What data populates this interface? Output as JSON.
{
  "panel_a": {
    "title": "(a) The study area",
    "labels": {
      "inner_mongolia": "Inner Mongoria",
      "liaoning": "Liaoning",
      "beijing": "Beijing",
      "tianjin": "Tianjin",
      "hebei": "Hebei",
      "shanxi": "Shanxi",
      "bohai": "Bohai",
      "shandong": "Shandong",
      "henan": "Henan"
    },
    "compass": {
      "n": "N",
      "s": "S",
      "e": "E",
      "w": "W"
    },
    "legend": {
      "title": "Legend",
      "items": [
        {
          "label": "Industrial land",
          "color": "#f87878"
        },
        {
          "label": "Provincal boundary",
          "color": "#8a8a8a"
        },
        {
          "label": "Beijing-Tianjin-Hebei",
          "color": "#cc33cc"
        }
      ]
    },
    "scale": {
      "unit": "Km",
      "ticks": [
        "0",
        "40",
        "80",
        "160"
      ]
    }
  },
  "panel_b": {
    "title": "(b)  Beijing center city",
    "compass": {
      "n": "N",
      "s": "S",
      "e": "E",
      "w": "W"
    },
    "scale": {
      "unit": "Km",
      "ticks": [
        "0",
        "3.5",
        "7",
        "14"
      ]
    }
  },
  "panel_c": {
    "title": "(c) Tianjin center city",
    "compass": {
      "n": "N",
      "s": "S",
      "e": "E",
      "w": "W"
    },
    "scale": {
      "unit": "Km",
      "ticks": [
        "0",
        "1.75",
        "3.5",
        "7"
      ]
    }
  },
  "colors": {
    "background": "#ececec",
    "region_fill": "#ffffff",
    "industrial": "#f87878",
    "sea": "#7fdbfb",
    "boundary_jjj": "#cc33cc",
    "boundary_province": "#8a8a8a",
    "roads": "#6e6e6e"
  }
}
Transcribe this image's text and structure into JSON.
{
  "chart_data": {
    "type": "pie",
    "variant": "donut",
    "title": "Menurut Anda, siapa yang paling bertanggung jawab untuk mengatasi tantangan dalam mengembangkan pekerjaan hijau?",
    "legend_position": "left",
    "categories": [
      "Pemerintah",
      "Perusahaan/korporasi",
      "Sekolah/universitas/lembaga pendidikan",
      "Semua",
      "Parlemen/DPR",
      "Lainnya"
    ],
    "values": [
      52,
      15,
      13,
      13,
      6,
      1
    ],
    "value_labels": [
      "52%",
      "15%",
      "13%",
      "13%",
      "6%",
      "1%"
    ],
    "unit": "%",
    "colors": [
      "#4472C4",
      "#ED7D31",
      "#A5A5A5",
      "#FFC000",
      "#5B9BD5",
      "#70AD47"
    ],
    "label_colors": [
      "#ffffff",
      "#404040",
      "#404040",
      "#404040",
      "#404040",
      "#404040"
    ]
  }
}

## What is needed
Return the whole listing exactly.

## Reply to the task
What data populates this interface? Output as JSON.
{
  "panel_a": {
    "title": "(a) The study area",
    "labels": {
      "inner_mongolia": "Inner Mongoria",
      "liaoning": "Liaoning",
      "beijing": "Beijing",
      "tianjin": "Tianjin",
      "hebei": "Hebei",
      "shanxi": "Shanxi",
      "bohai": "Bohai",
      "shandong": "Shandong",
      "henan": "Henan"
    },
    "compass": {
      "n": "N",
      "s": "S",
      "e": "E",
      "w": "W"
    },
    "legend": {
      "title": "Legend",
      "items": [
        {
          "label": "Industrial land",
          "color": "#f87878"
        },
        {
          "label": "Provincal boundary",
          "color": "#8a8a8a"
        },
        {
          "label": "Beijing-Tianjin-Hebei",
          "color": "#cc33cc"
        }
      ]
    },
    "scale": {
      "unit": "Km",
      "ticks": [
        "0",
        "40",
        "80",
        "160"
      ]
    }
  },
  "panel_b": {
    "title": "(b)  Beijing center city",
    "compass": {
      "n": "N",
      "s": "S",
      "e": "E",
      "w": "W"
    },
    "scale": {
      "unit": "Km",
      "ticks": [
        "0",
        "3.5",
        "7",
        "14"
      ]
    }
  },
  "panel_c": {
    "title": "(c) Tianjin center city",
    "compass": {
      "n": "N",
      "s": "S",
      "e": "E",
      "w": "W"
    },
    "scale": {
      "unit": "Km",
      "ticks": [
        "0",
        "1.75",
        "3.5",
        "7"
      ]
    }
  },
  "colors": {
    "background": "#ececec",
    "region_fill": "#ffffff",
    "industrial": "#f87878",
    "sea": "#7fdbfb",
    "boundary_jjj": "#cc33cc",
    "boundary_province": "#8a8a8a",
    "roads": "#6e6e6e"
  }
}
Transcribe this image's text and structure into JSON.
{
  "chart_data": {
    "type": "pie",
    "variant": "donut",
    "title": "Menurut Anda, siapa yang paling bertanggung jawab untuk mengatasi tantangan dalam mengembangkan pekerjaan hijau?",
    "legend_position": "left",
    "categories": [
      "Pemerintah",
      "Perusahaan/korporasi",
      "Sekolah/universitas/lembaga pendidikan",
      "Semua",
      "Parlemen/DPR",
      "Lainnya"
    ],
    "values": [
      52,
      15,
      13,
      13,
      6,
      1
    ],
    "value_labels": [
      "52%",
      "15%",
      "13%",
      "13%",
      "6%",
      "1%"
    ],
    "unit": "%",
    "colors": [
      "#4472C4",
      "#ED7D31",
      "#A5A5A5",
      "#FFC000",
      "#5B9BD5",
      "#70AD47"
    ],
    "label_colors": [
      "#ffffff",
      "#404040",
      "#404040",
      "#404040",
      "#404040",
      "#404040"
    ]
  }
}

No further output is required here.